WHAT YOU WILL DO:
Search the material below for the string "name" and list each line that holds it.

________________________________________

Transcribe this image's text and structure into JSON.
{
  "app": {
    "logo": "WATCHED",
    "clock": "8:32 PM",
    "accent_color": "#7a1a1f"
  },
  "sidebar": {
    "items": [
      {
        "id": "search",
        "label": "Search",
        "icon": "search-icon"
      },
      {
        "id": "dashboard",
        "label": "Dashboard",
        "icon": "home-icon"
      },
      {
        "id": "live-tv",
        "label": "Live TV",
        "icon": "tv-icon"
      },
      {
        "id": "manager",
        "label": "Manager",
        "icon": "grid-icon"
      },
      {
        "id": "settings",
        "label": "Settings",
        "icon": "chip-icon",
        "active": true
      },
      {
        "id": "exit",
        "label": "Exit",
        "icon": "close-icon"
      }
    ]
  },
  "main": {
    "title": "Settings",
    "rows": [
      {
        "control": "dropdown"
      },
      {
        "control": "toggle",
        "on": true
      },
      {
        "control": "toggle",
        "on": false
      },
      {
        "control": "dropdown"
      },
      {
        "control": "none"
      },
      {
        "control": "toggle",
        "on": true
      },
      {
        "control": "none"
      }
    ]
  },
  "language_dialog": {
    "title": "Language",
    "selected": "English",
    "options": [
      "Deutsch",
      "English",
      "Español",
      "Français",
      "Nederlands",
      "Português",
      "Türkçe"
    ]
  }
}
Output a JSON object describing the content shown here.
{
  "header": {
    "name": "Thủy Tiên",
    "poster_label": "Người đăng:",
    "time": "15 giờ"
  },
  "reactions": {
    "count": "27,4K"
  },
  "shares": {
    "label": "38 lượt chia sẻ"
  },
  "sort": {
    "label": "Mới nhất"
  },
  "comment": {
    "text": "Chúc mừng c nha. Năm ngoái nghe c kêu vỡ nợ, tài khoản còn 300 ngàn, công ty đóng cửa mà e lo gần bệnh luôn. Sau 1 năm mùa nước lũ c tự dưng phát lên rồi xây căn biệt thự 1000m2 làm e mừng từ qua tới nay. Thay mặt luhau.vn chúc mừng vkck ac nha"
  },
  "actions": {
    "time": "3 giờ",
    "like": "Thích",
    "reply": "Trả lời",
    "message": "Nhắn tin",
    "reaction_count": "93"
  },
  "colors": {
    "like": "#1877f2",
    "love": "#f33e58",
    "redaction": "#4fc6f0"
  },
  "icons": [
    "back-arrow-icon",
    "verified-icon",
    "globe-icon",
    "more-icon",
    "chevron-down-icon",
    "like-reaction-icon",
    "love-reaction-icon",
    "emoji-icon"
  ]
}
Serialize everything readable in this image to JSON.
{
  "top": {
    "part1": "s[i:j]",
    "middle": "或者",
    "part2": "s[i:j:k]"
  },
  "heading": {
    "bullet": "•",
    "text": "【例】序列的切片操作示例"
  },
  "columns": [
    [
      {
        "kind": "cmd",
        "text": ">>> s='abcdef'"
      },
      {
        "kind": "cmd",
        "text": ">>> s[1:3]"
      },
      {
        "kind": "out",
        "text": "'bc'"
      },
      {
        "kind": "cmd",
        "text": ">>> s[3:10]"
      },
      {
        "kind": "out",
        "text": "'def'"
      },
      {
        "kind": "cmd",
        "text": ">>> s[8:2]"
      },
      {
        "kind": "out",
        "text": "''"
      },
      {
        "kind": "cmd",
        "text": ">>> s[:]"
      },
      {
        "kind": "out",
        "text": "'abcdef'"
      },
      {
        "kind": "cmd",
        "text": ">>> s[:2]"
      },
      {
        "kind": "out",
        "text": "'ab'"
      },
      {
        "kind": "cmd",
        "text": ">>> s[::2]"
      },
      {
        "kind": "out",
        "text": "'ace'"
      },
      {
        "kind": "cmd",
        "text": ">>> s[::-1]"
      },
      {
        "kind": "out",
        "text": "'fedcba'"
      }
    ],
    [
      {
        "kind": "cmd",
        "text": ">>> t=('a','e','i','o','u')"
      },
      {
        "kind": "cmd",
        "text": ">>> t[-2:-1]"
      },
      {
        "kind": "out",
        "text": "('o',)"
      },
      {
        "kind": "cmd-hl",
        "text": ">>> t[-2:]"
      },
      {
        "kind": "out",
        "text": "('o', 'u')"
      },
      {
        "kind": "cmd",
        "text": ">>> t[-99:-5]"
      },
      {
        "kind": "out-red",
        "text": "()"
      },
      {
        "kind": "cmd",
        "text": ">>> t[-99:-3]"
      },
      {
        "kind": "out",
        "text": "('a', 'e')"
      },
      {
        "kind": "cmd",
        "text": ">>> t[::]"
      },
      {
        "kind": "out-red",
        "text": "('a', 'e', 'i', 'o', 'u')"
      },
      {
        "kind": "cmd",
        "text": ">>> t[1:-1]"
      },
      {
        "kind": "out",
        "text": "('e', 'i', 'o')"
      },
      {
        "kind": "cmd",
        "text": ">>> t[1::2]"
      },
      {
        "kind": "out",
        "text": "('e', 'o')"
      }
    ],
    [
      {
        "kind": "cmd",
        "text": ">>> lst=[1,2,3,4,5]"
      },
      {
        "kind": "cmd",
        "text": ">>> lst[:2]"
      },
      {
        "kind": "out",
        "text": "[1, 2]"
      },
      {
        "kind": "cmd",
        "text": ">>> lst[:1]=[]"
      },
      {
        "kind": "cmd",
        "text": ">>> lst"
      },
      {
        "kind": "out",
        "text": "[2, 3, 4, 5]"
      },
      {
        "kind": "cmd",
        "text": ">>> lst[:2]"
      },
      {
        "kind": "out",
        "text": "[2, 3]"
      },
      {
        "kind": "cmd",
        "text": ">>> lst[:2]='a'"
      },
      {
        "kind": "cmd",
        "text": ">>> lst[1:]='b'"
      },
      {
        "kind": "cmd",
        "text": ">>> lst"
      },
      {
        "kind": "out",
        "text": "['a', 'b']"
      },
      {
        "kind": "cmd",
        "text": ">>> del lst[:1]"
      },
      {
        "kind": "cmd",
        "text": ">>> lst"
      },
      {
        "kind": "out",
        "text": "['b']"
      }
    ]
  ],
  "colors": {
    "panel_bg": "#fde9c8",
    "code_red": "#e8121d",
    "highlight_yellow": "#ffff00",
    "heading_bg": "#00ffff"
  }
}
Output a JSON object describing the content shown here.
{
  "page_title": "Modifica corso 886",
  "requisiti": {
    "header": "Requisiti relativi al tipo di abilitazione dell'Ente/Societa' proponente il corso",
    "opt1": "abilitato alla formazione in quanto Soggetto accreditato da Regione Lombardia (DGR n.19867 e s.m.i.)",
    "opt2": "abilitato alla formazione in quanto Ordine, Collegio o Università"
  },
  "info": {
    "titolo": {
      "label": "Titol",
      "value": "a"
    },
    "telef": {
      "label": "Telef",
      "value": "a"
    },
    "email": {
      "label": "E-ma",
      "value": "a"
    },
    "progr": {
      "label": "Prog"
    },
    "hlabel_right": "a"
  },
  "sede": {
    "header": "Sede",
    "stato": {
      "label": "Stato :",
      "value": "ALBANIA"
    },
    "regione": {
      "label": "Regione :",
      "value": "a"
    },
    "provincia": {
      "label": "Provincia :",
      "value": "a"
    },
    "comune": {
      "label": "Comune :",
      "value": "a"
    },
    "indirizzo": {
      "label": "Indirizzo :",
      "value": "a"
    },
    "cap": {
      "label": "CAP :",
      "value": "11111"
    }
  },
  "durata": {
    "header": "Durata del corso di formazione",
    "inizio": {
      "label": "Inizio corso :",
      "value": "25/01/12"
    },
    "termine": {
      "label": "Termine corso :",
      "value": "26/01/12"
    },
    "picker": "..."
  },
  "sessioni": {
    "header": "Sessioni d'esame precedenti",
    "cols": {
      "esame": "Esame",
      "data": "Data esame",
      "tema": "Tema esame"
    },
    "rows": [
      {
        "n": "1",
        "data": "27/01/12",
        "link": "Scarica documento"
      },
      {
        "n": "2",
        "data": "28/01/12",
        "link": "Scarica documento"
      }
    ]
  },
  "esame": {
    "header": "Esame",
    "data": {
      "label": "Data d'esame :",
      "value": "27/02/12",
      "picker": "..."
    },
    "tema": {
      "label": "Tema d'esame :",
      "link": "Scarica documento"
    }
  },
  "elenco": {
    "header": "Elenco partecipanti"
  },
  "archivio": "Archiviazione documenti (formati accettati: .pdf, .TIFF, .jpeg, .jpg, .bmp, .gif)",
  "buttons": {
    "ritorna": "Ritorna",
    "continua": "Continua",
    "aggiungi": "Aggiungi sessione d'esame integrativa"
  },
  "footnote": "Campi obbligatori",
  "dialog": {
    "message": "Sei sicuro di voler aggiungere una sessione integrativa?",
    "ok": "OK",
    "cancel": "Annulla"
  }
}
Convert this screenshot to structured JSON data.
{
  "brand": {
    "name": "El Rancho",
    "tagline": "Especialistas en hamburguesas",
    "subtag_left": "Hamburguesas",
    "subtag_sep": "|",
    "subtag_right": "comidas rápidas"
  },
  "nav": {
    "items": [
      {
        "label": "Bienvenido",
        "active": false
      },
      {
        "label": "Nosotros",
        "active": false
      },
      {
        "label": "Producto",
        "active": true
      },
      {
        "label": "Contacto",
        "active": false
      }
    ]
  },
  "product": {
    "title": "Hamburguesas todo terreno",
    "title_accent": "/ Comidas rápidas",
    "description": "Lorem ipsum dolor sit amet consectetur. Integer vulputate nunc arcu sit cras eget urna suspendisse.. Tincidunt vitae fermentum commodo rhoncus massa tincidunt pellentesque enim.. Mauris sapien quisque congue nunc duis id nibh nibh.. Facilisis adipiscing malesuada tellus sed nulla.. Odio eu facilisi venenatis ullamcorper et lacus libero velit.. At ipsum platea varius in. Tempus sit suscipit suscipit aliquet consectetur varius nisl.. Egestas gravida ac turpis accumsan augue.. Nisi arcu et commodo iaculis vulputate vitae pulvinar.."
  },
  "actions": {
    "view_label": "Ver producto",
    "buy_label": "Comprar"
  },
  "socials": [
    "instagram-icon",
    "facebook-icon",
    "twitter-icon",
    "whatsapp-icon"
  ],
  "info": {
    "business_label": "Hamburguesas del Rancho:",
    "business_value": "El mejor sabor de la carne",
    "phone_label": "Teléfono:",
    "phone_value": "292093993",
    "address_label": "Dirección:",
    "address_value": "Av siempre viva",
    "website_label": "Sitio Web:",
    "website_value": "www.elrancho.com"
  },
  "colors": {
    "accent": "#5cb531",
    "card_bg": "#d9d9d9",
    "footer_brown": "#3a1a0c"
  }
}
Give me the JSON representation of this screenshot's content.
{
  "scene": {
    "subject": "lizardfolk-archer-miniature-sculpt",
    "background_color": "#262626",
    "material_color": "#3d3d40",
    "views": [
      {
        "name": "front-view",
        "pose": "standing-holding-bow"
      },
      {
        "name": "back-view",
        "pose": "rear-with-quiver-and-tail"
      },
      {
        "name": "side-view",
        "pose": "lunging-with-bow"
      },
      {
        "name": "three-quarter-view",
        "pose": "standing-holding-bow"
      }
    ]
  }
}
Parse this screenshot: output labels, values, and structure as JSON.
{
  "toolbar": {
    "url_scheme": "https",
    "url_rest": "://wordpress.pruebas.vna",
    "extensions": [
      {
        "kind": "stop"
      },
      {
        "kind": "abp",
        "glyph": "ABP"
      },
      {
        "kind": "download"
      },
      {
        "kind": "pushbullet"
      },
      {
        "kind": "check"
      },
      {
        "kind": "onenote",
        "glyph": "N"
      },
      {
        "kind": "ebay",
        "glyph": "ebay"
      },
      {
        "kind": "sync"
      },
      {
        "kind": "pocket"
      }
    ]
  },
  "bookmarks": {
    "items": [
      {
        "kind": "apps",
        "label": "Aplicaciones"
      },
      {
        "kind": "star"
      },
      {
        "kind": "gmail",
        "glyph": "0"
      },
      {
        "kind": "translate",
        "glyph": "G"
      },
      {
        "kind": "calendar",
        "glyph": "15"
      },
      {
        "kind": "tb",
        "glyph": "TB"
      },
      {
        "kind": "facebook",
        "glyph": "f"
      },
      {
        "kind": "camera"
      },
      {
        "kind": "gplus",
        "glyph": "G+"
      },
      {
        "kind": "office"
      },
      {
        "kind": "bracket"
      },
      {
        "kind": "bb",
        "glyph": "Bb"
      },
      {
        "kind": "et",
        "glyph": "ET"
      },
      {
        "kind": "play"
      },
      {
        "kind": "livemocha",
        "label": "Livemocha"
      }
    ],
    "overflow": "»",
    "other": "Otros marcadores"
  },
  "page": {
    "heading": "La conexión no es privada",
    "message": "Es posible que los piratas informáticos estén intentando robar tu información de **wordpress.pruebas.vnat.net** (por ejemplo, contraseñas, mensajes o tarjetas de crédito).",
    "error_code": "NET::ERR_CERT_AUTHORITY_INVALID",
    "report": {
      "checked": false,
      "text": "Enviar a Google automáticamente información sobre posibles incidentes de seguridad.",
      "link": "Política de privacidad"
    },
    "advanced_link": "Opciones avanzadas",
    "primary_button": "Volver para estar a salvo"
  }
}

________________________________________

SOLUTION FOR THIS EXERCISE:
    "name": "Thủy Tiên",
    "name": "El Rancho",
        "name": "front-view",
        "name": "back-view",
        "name": "side-view",
        "name": "three-quarter-view",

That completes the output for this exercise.